WRITTEN PROBLEM: Below are some records. Copy every line in them that holds "JSON".

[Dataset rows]
_ _ _

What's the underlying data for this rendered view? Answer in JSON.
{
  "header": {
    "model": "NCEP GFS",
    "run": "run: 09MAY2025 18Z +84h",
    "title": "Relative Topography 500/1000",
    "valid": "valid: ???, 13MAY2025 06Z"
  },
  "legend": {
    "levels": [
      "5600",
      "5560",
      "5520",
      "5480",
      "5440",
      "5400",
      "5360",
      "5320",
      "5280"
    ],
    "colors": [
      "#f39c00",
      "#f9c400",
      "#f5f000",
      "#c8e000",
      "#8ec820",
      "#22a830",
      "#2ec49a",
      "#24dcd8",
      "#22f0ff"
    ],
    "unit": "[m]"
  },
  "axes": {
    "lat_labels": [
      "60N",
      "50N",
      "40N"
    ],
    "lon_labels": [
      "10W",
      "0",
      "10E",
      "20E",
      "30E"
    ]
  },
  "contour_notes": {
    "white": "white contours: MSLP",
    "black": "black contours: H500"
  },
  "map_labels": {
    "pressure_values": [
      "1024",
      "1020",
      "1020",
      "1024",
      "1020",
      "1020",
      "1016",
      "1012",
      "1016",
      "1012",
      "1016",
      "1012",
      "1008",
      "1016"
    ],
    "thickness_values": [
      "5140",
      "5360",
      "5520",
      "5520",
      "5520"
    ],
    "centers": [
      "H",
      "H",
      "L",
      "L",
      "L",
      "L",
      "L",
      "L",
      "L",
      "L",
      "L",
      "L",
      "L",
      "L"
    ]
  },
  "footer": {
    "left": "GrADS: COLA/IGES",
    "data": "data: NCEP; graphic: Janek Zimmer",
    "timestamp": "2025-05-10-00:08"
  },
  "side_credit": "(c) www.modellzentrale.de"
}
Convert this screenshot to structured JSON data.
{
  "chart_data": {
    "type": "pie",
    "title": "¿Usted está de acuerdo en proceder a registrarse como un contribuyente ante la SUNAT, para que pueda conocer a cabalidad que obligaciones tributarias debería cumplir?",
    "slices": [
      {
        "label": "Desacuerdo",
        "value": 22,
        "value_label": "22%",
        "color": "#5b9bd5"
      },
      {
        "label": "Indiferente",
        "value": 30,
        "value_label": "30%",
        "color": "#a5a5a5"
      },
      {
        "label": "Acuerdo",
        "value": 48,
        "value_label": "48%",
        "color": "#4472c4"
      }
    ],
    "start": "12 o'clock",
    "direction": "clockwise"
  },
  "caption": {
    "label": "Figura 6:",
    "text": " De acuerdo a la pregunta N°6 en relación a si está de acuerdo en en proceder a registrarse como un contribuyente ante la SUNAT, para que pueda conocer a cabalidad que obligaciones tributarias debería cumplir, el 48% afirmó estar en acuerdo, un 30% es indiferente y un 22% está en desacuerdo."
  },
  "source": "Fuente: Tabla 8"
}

_ _ _

COMPLETE ANSWER:
What's the underlying data for this rendered view? Answer in JSON.
Convert this screenshot to structured JSON data.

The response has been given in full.